## Excerpted records
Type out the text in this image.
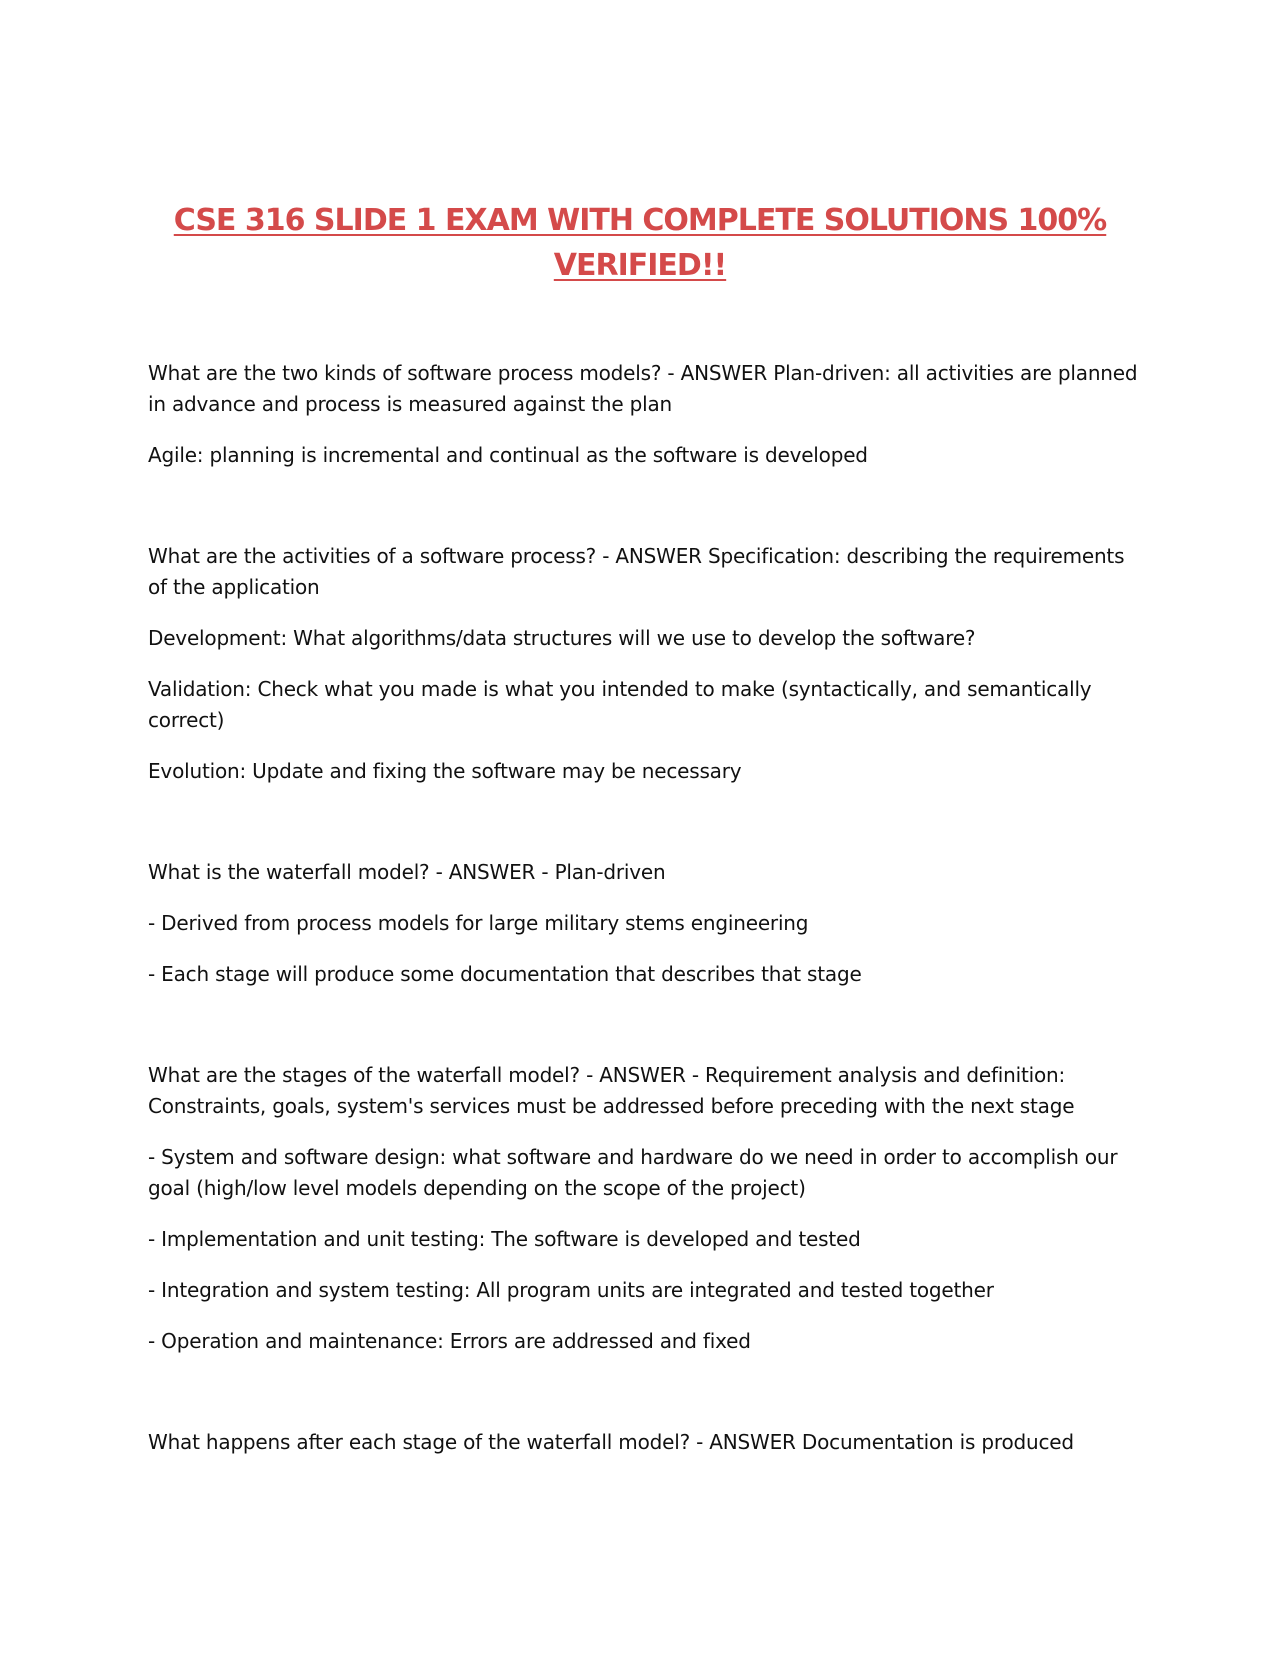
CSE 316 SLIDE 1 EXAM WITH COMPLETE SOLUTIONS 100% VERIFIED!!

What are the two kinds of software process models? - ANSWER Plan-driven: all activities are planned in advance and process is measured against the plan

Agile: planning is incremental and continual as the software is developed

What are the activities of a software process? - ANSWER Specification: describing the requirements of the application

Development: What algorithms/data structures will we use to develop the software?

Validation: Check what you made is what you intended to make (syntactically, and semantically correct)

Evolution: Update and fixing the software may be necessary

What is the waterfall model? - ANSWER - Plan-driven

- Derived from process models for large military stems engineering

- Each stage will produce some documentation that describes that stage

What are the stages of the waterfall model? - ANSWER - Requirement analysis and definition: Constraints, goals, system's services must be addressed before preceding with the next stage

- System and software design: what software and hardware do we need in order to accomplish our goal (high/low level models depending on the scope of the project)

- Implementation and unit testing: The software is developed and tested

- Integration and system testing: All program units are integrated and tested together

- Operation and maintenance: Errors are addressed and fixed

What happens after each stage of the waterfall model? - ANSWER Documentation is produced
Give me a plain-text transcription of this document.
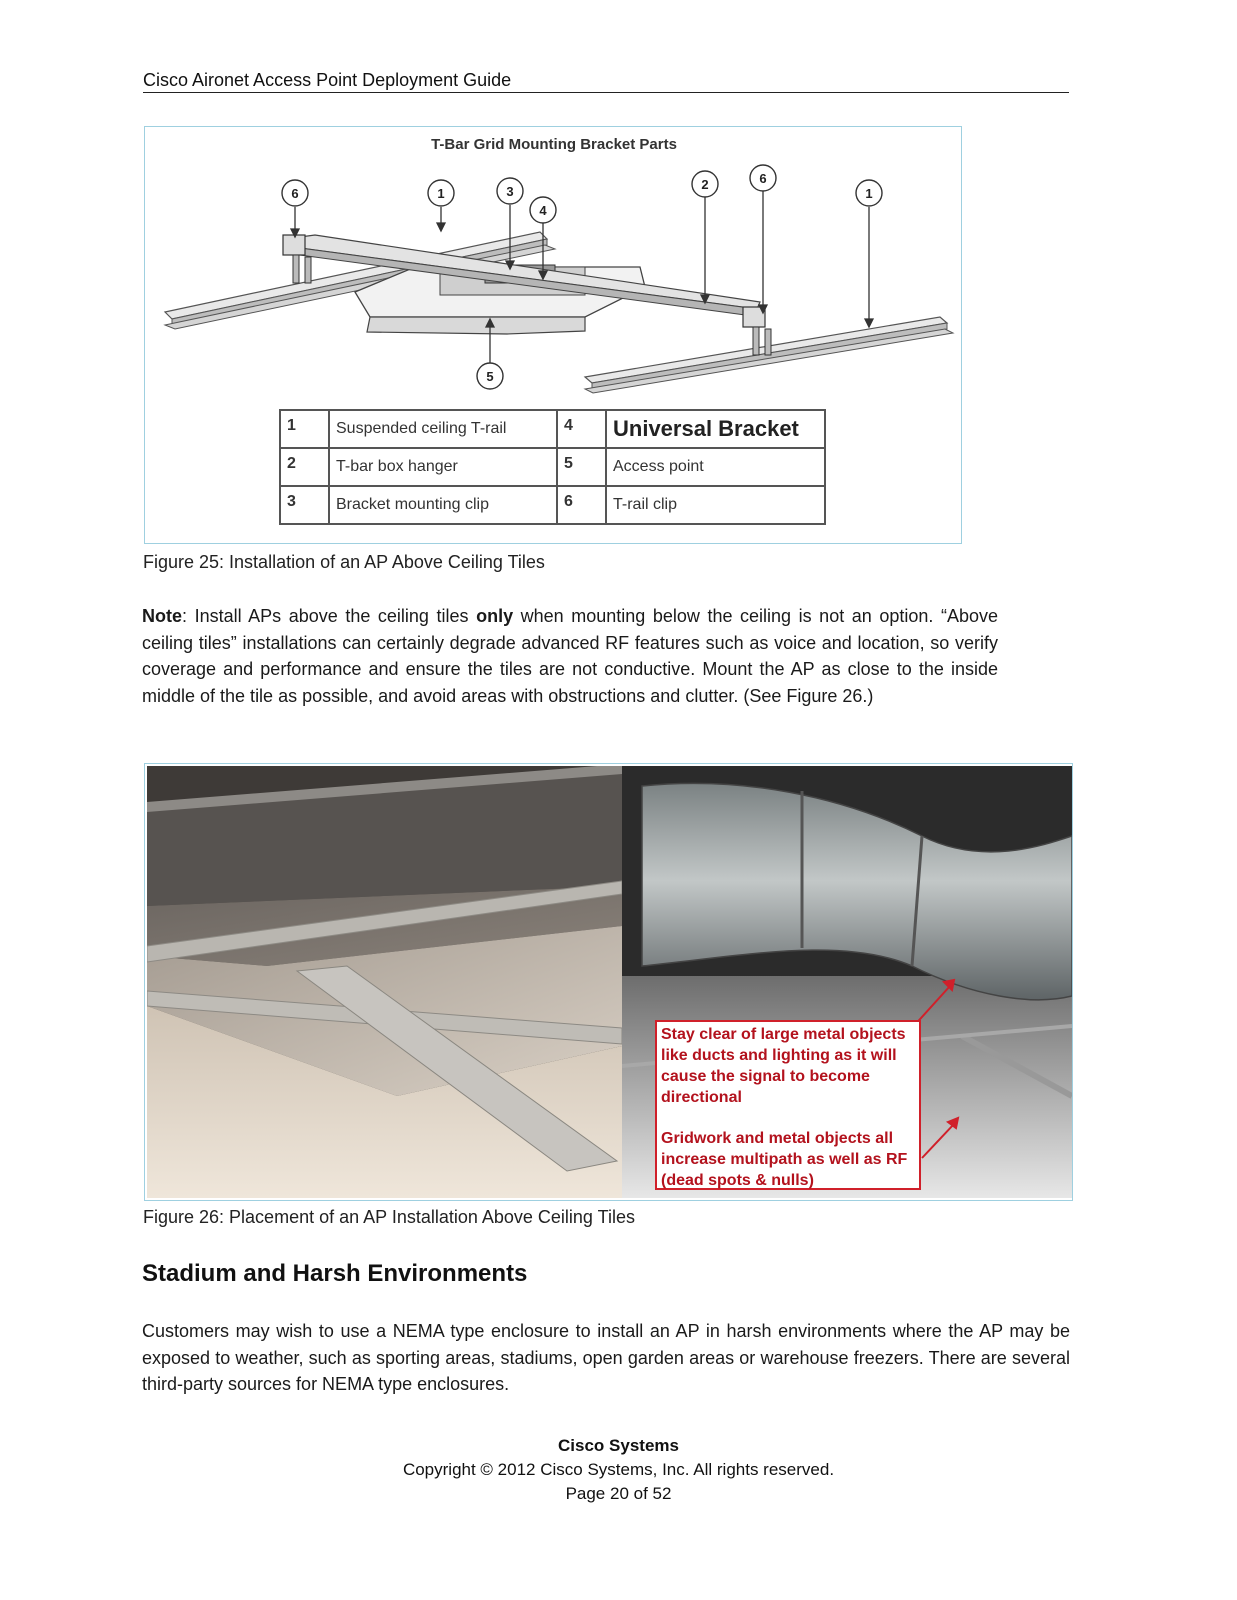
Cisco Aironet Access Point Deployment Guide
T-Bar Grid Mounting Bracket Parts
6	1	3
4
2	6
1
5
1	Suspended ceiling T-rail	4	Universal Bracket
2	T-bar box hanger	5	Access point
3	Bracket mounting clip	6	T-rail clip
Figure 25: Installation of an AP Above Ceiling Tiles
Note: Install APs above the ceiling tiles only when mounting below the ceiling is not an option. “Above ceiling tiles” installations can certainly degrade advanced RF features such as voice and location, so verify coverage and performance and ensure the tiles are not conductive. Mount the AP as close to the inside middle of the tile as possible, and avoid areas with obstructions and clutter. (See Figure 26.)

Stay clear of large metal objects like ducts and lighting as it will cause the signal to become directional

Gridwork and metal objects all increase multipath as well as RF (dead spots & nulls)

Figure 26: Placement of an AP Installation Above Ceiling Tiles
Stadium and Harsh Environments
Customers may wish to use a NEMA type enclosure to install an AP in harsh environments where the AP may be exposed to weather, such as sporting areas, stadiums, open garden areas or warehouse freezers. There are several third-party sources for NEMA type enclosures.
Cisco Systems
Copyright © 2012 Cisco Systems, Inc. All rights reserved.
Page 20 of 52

## What the task requires
Strip out the images, then output the records above word for word.

## Result of this exercise
Type out the text in this image.
CSE 316 SLIDE 1 EXAM WITH COMPLETE SOLUTIONS 100% VERIFIED!!

What are the two kinds of software process models? - ANSWER Plan-driven: all activities are planned in advance and process is measured against the plan

Agile: planning is incremental and continual as the software is developed

What are the activities of a software process? - ANSWER Specification: describing the requirements of the application

Development: What algorithms/data structures will we use to develop the software?

Validation: Check what you made is what you intended to make (syntactically, and semantically correct)

Evolution: Update and fixing the software may be necessary

What is the waterfall model? - ANSWER - Plan-driven

- Derived from process models for large military stems engineering

- Each stage will produce some documentation that describes that stage

What are the stages of the waterfall model? - ANSWER - Requirement analysis and definition: Constraints, goals, system's services must be addressed before preceding with the next stage

- System and software design: what software and hardware do we need in order to accomplish our goal (high/low level models depending on the scope of the project)

- Implementation and unit testing: The software is developed and tested

- Integration and system testing: All program units are integrated and tested together

- Operation and maintenance: Errors are addressed and fixed

What happens after each stage of the waterfall model? - ANSWER Documentation is produced
Give me a plain-text transcription of this document.
Cisco Aironet Access Point Deployment Guide
T-Bar Grid Mounting Bracket Parts
6	1	3
4
2	6
1
5
1	Suspended ceiling T-rail	4	Universal Bracket
2	T-bar box hanger	5	Access point
3	Bracket mounting clip	6	T-rail clip
Figure 25: Installation of an AP Above Ceiling Tiles
Note: Install APs above the ceiling tiles only when mounting below the ceiling is not an option. “Above ceiling tiles” installations can certainly degrade advanced RF features such as voice and location, so verify coverage and performance and ensure the tiles are not conductive. Mount the AP as close to the inside middle of the tile as possible, and avoid areas with obstructions and clutter. (See Figure 26.)

Stay clear of large metal objects like ducts and lighting as it will cause the signal to become directional

Gridwork and metal objects all increase multipath as well as RF (dead spots & nulls)

Figure 26: Placement of an AP Installation Above Ceiling Tiles
Stadium and Harsh Environments
Customers may wish to use a NEMA type enclosure to install an AP in harsh environments where the AP may be exposed to weather, such as sporting areas, stadiums, open garden areas or warehouse freezers. There are several third-party sources for NEMA type enclosures.
Cisco Systems
Copyright © 2012 Cisco Systems, Inc. All rights reserved.
Page 20 of 52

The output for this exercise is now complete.